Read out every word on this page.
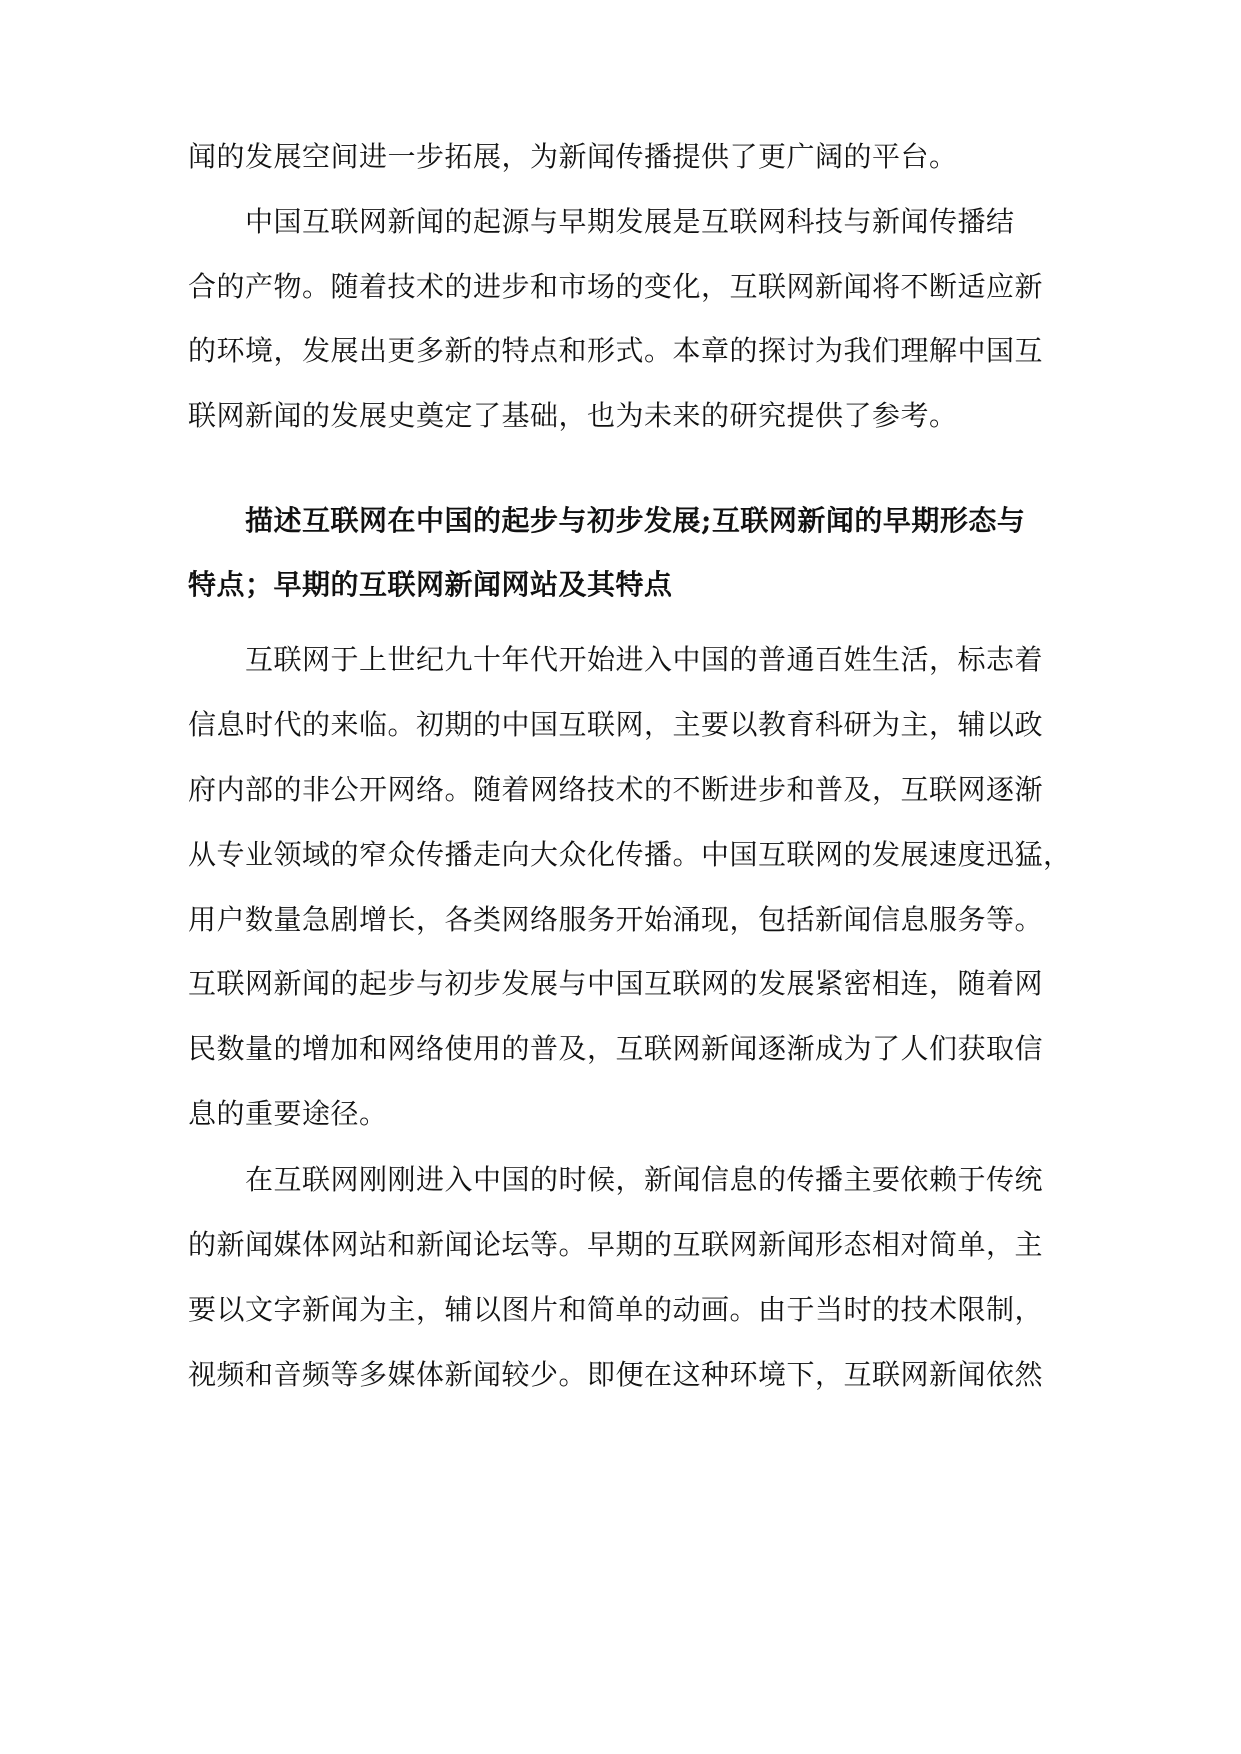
闻的发展空间进一步拓展，为新闻传播提供了更广阔的平台。
中国互联网新闻的起源与早期发展是互联网科技与新闻传播结
合的产物。随着技术的进步和市场的变化，互联网新闻将不断适应新
的环境，发展出更多新的特点和形式。本章的探讨为我们理解中国互
联网新闻的发展史奠定了基础，也为未来的研究提供了参考。
描述互联网在中国的起步与初步发展;互联网新闻的早期形态与
特点；早期的互联网新闻网站及其特点
互联网于上世纪九十年代开始进入中国的普通百姓生活，标志着
信息时代的来临。初期的中国互联网，主要以教育科研为主，辅以政
府内部的非公开网络。随着网络技术的不断进步和普及，互联网逐渐
从专业领域的窄众传播走向大众化传播。中国互联网的发展速度迅猛，
用户数量急剧增长，各类网络服务开始涌现，包括新闻信息服务等。
互联网新闻的起步与初步发展与中国互联网的发展紧密相连，随着网
民数量的增加和网络使用的普及，互联网新闻逐渐成为了人们获取信
息的重要途径。
在互联网刚刚进入中国的时候，新闻信息的传播主要依赖于传统
的新闻媒体网站和新闻论坛等。早期的互联网新闻形态相对简单，主
要以文字新闻为主，辅以图片和简单的动画。由于当时的技术限制，
视频和音频等多媒体新闻较少。即便在这种环境下，互联网新闻依然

▶ _Exercise instructions_: All the material shown above is to be copied exactly, with no pictures carried over.

▶ _Task answer_:
Read out every word on this page.
闻的发展空间进一步拓展，为新闻传播提供了更广阔的平台。
中国互联网新闻的起源与早期发展是互联网科技与新闻传播结
合的产物。随着技术的进步和市场的变化，互联网新闻将不断适应新
的环境，发展出更多新的特点和形式。本章的探讨为我们理解中国互
联网新闻的发展史奠定了基础，也为未来的研究提供了参考。
描述互联网在中国的起步与初步发展;互联网新闻的早期形态与
特点；早期的互联网新闻网站及其特点
互联网于上世纪九十年代开始进入中国的普通百姓生活，标志着
信息时代的来临。初期的中国互联网，主要以教育科研为主，辅以政
府内部的非公开网络。随着网络技术的不断进步和普及，互联网逐渐
从专业领域的窄众传播走向大众化传播。中国互联网的发展速度迅猛，
用户数量急剧增长，各类网络服务开始涌现，包括新闻信息服务等。
互联网新闻的起步与初步发展与中国互联网的发展紧密相连，随着网
民数量的增加和网络使用的普及，互联网新闻逐渐成为了人们获取信
息的重要途径。
在互联网刚刚进入中国的时候，新闻信息的传播主要依赖于传统
的新闻媒体网站和新闻论坛等。早期的互联网新闻形态相对简单，主
要以文字新闻为主，辅以图片和简单的动画。由于当时的技术限制，
视频和音频等多媒体新闻较少。即便在这种环境下，互联网新闻依然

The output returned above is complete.